• **Task**
Take all the material and copy it exactly.

• **Records shown**
+-------+
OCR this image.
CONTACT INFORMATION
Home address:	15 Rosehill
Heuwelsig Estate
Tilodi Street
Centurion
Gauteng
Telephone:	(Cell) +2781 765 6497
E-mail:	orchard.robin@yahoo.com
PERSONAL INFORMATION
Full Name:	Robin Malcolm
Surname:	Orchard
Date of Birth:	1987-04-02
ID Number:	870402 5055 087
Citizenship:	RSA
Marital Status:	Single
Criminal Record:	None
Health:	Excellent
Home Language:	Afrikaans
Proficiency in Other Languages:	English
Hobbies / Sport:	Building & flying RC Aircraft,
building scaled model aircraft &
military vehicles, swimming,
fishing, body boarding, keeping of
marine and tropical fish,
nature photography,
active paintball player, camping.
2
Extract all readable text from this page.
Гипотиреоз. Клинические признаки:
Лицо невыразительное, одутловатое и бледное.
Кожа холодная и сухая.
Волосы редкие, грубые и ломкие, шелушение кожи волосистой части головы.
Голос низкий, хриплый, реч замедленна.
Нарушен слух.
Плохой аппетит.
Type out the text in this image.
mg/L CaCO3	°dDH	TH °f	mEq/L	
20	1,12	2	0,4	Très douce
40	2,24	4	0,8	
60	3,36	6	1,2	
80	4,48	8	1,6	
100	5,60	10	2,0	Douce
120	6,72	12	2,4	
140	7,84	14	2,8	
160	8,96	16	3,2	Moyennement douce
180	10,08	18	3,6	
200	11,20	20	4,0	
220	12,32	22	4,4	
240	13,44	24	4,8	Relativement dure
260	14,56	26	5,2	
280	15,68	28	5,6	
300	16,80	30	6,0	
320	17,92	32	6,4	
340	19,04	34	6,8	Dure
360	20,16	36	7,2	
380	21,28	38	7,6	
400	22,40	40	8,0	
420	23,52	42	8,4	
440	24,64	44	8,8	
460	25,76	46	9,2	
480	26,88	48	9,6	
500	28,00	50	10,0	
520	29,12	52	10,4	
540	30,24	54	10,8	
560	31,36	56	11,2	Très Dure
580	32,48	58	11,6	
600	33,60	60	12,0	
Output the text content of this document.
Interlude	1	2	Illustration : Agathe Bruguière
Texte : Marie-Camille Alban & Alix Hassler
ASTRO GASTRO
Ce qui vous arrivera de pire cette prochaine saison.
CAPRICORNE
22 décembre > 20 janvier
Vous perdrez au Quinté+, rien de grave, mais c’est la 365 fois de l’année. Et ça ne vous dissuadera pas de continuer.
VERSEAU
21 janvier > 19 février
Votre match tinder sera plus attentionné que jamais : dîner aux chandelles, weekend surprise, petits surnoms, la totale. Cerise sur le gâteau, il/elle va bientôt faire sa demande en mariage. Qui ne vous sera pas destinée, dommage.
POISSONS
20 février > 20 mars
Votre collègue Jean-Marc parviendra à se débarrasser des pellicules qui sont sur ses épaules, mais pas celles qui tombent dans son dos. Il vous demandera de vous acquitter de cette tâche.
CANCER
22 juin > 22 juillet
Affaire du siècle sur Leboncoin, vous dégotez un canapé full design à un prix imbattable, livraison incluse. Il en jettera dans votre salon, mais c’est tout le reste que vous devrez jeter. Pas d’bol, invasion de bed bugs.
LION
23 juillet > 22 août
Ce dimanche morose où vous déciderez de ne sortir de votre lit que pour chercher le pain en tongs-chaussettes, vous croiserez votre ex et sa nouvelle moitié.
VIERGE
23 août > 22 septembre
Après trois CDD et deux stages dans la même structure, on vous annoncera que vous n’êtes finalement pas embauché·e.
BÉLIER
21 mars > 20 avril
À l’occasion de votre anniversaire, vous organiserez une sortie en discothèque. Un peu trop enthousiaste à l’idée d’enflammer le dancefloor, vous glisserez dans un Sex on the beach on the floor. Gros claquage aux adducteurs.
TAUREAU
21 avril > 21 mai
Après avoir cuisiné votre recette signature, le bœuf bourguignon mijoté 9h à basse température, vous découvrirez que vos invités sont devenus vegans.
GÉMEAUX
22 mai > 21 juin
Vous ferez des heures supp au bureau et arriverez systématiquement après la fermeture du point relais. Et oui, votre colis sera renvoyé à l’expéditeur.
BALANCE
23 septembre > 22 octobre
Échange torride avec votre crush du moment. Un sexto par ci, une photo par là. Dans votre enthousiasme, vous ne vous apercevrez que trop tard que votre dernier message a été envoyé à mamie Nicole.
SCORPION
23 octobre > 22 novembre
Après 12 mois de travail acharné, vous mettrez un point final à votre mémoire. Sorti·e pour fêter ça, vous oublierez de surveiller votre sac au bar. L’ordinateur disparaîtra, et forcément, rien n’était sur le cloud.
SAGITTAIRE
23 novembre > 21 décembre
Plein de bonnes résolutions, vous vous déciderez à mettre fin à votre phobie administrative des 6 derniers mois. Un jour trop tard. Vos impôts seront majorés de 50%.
+-------+
• **Reply to the task**
OCR this image.
CONTACT INFORMATION
Home address:	15 Rosehill
Heuwelsig Estate
Tilodi Street
Centurion
Gauteng
Telephone:	(Cell) +2781 765 6497
E-mail:	orchard.robin@yahoo.com
PERSONAL INFORMATION
Full Name:	Robin Malcolm
Surname:	Orchard
Date of Birth:	1987-04-02
ID Number:	870402 5055 087
Citizenship:	RSA
Marital Status:	Single
Criminal Record:	None
Health:	Excellent
Home Language:	Afrikaans
Proficiency in Other Languages:	English
Hobbies / Sport:	Building & flying RC Aircraft,
building scaled model aircraft &
military vehicles, swimming,
fishing, body boarding, keeping of
marine and tropical fish,
nature photography,
active paintball player, camping.
2
Extract all readable text from this page.
Гипотиреоз. Клинические признаки:
Лицо невыразительное, одутловатое и бледное.
Кожа холодная и сухая.
Волосы редкие, грубые и ломкие, шелушение кожи волосистой части головы.
Голос низкий, хриплый, реч замедленна.
Нарушен слух.
Плохой аппетит.
Type out the text in this image.
mg/L CaCO3	°dDH	TH °f	mEq/L	
20	1,12	2	0,4	Très douce
40	2,24	4	0,8	
60	3,36	6	1,2	
80	4,48	8	1,6	
100	5,60	10	2,0	Douce
120	6,72	12	2,4	
140	7,84	14	2,8	
160	8,96	16	3,2	Moyennement douce
180	10,08	18	3,6	
200	11,20	20	4,0	
220	12,32	22	4,4	
240	13,44	24	4,8	Relativement dure
260	14,56	26	5,2	
280	15,68	28	5,6	
300	16,80	30	6,0	
320	17,92	32	6,4	
340	19,04	34	6,8	Dure
360	20,16	36	7,2	
380	21,28	38	7,6	
400	22,40	40	8,0	
420	23,52	42	8,4	
440	24,64	44	8,8	
460	25,76	46	9,2	
480	26,88	48	9,6	
500	28,00	50	10,0	
520	29,12	52	10,4	
540	30,24	54	10,8	
560	31,36	56	11,2	Très Dure
580	32,48	58	11,6	
600	33,60	60	12,0	
Output the text content of this document.
Interlude	1	2	Illustration : Agathe Bruguière
Texte : Marie-Camille Alban & Alix Hassler
ASTRO GASTRO
Ce qui vous arrivera de pire cette prochaine saison.
CAPRICORNE
22 décembre > 20 janvier
Vous perdrez au Quinté+, rien de grave, mais c’est la 365 fois de l’année. Et ça ne vous dissuadera pas de continuer.
VERSEAU
21 janvier > 19 février
Votre match tinder sera plus attentionné que jamais : dîner aux chandelles, weekend surprise, petits surnoms, la totale. Cerise sur le gâteau, il/elle va bientôt faire sa demande en mariage. Qui ne vous sera pas destinée, dommage.
POISSONS
20 février > 20 mars
Votre collègue Jean-Marc parviendra à se débarrasser des pellicules qui sont sur ses épaules, mais pas celles qui tombent dans son dos. Il vous demandera de vous acquitter de cette tâche.
CANCER
22 juin > 22 juillet
Affaire du siècle sur Leboncoin, vous dégotez un canapé full design à un prix imbattable, livraison incluse. Il en jettera dans votre salon, mais c’est tout le reste que vous devrez jeter. Pas d’bol, invasion de bed bugs.
LION
23 juillet > 22 août
Ce dimanche morose où vous déciderez de ne sortir de votre lit que pour chercher le pain en tongs-chaussettes, vous croiserez votre ex et sa nouvelle moitié.
VIERGE
23 août > 22 septembre
Après trois CDD et deux stages dans la même structure, on vous annoncera que vous n’êtes finalement pas embauché·e.
BÉLIER
21 mars > 20 avril
À l’occasion de votre anniversaire, vous organiserez une sortie en discothèque. Un peu trop enthousiaste à l’idée d’enflammer le dancefloor, vous glisserez dans un Sex on the beach on the floor. Gros claquage aux adducteurs.
TAUREAU
21 avril > 21 mai
Après avoir cuisiné votre recette signature, le bœuf bourguignon mijoté 9h à basse température, vous découvrirez que vos invités sont devenus vegans.
GÉMEAUX
22 mai > 21 juin
Vous ferez des heures supp au bureau et arriverez systématiquement après la fermeture du point relais. Et oui, votre colis sera renvoyé à l’expéditeur.
BALANCE
23 septembre > 22 octobre
Échange torride avec votre crush du moment. Un sexto par ci, une photo par là. Dans votre enthousiasme, vous ne vous apercevrez que trop tard que votre dernier message a été envoyé à mamie Nicole.
SCORPION
23 octobre > 22 novembre
Après 12 mois de travail acharné, vous mettrez un point final à votre mémoire. Sorti·e pour fêter ça, vous oublierez de surveiller votre sac au bar. L’ordinateur disparaîtra, et forcément, rien n’était sur le cloud.
SAGITTAIRE
23 novembre > 21 décembre
Plein de bonnes résolutions, vous vous déciderez à mettre fin à votre phobie administrative des 6 derniers mois. Un jour trop tard. Vos impôts seront majorés de 50%.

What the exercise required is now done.